*PROMPT*
Produce a word-for-word copy of the listing below without its pictures.

*LISTING*
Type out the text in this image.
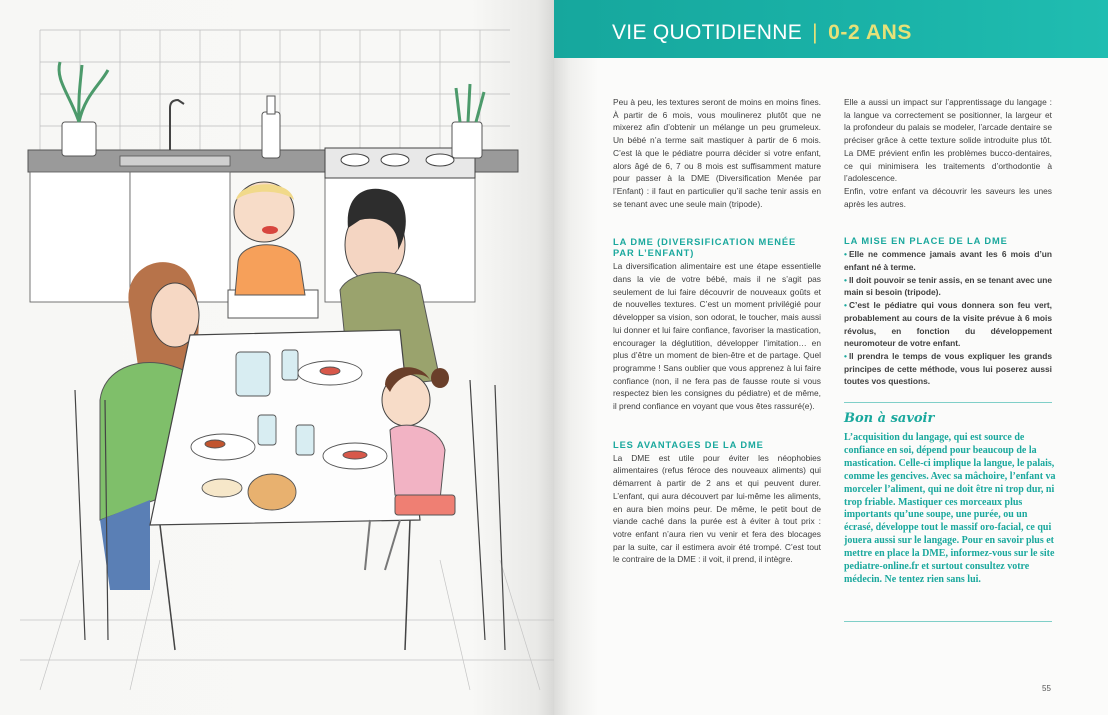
VIE QUOTIDIENNE | 0-2 ANS

Peu à peu, les textures seront de moins en moins fines. À partir de 6 mois, vous moulinerez plutôt que ne mixerez afin d’obtenir un mélange un peu grumeleux. Un bébé n’a terme sait mastiquer à partir de 6 mois. C’est là que le pédiatre pourra décider si votre enfant, alors âgé de 6, 7 ou 8 mois est suffisamment mature pour passer à la DME (Diversification Menée par l’Enfant) : il faut en particulier qu’il sache tenir assis en se tenant avec une seule main (tripode).

LA DME (DIVERSIFICATION MENÉE PAR L’ENFANT)

La diversification alimentaire est une étape essentielle dans la vie de votre bébé, mais il ne s’agit pas seulement de lui faire découvrir de nouveaux goûts et de nouvelles textures. C’est un moment privilégié pour développer sa vision, son odorat, le toucher, mais aussi lui donner et lui faire confiance, favoriser la mastication, encourager la déglutition, développer l’imitation… en plus d’être un moment de bien-être et de partage. Quel programme ! Sans oublier que vous apprenez à lui faire confiance (non, il ne fera pas de fausse route si vous respectez bien les consignes du pédiatre) et de même, il prend confiance en voyant que vous êtes rassuré(e).

LES AVANTAGES DE LA DME

La DME est utile pour éviter les néophobies alimentaires (refus féroce des nouveaux aliments) qui démarrent à partir de 2 ans et qui peuvent durer. L’enfant, qui aura découvert par lui-même les aliments, en aura bien moins peur. De même, le petit bout de viande caché dans la purée est à éviter à tout prix : votre enfant n’aura rien vu venir et fera des blocages par la suite, car il estimera avoir été trompé. C’est tout le contraire de la DME : il voit, il prend, il intègre.

Elle a aussi un impact sur l’apprentissage du langage : la langue va correctement se positionner, la largeur et la profondeur du palais se modeler, l’arcade dentaire se préciser grâce à cette texture solide introduite plus tôt. La DME prévient enfin les problèmes bucco-dentaires, ce qui minimisera les traitements d’orthodontie à l’adolescence.

Enfin, votre enfant va découvrir les saveurs les unes après les autres.

LA MISE EN PLACE DE LA DME
• Elle ne commence jamais avant les 6 mois d’un enfant né à terme.
• Il doit pouvoir se tenir assis, en se tenant avec une main si besoin (tripode).
• C’est le pédiatre qui vous donnera son feu vert, probablement au cours de la visite prévue à 6 mois révolus, en fonction du développement neuromoteur de votre enfant.
• Il prendra le temps de vous expliquer les grands principes de cette méthode, vous lui poserez aussi toutes vos questions.
Bon à savoir

L’acquisition du langage, qui est source de confiance en soi, dépend pour beaucoup de la mastication. Celle-ci implique la langue, le palais, comme les gencives. Avec sa mâchoire, l’enfant va morceler l’aliment, qui ne doit être ni trop dur, ni trop friable. Mastiquer ces morceaux plus importants qu’une soupe, une purée, ou un écrasé, développe tout le massif oro-facial, ce qui jouera aussi sur le langage. Pour en savoir plus et mettre en place la DME, informez-vous sur le site pediatre-online.fr et surtout consultez votre médecin. Ne tentez rien sans lui.

55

*ANSWER FOR THIS EXERCISE*
Type out the text in this image.
VIE QUOTIDIENNE | 0-2 ANS

Peu à peu, les textures seront de moins en moins fines. À partir de 6 mois, vous moulinerez plutôt que ne mixerez afin d’obtenir un mélange un peu grumeleux. Un bébé n’a terme sait mastiquer à partir de 6 mois. C’est là que le pédiatre pourra décider si votre enfant, alors âgé de 6, 7 ou 8 mois est suffisamment mature pour passer à la DME (Diversification Menée par l’Enfant) : il faut en particulier qu’il sache tenir assis en se tenant avec une seule main (tripode).

LA DME (DIVERSIFICATION MENÉE PAR L’ENFANT)

La diversification alimentaire est une étape essentielle dans la vie de votre bébé, mais il ne s’agit pas seulement de lui faire découvrir de nouveaux goûts et de nouvelles textures. C’est un moment privilégié pour développer sa vision, son odorat, le toucher, mais aussi lui donner et lui faire confiance, favoriser la mastication, encourager la déglutition, développer l’imitation… en plus d’être un moment de bien-être et de partage. Quel programme ! Sans oublier que vous apprenez à lui faire confiance (non, il ne fera pas de fausse route si vous respectez bien les consignes du pédiatre) et de même, il prend confiance en voyant que vous êtes rassuré(e).

LES AVANTAGES DE LA DME

La DME est utile pour éviter les néophobies alimentaires (refus féroce des nouveaux aliments) qui démarrent à partir de 2 ans et qui peuvent durer. L’enfant, qui aura découvert par lui-même les aliments, en aura bien moins peur. De même, le petit bout de viande caché dans la purée est à éviter à tout prix : votre enfant n’aura rien vu venir et fera des blocages par la suite, car il estimera avoir été trompé. C’est tout le contraire de la DME : il voit, il prend, il intègre.

Elle a aussi un impact sur l’apprentissage du langage : la langue va correctement se positionner, la largeur et la profondeur du palais se modeler, l’arcade dentaire se préciser grâce à cette texture solide introduite plus tôt. La DME prévient enfin les problèmes bucco-dentaires, ce qui minimisera les traitements d’orthodontie à l’adolescence.

Enfin, votre enfant va découvrir les saveurs les unes après les autres.

LA MISE EN PLACE DE LA DME
• Elle ne commence jamais avant les 6 mois d’un enfant né à terme.
• Il doit pouvoir se tenir assis, en se tenant avec une main si besoin (tripode).
• C’est le pédiatre qui vous donnera son feu vert, probablement au cours de la visite prévue à 6 mois révolus, en fonction du développement neuromoteur de votre enfant.
• Il prendra le temps de vous expliquer les grands principes de cette méthode, vous lui poserez aussi toutes vos questions.
Bon à savoir

L’acquisition du langage, qui est source de confiance en soi, dépend pour beaucoup de la mastication. Celle-ci implique la langue, le palais, comme les gencives. Avec sa mâchoire, l’enfant va morceler l’aliment, qui ne doit être ni trop dur, ni trop friable. Mastiquer ces morceaux plus importants qu’une soupe, une purée, ou un écrasé, développe tout le massif oro-facial, ce qui jouera aussi sur le langage. Pour en savoir plus et mettre en place la DME, informez-vous sur le site pediatre-online.fr et surtout consultez votre médecin. Ne tentez rien sans lui.

55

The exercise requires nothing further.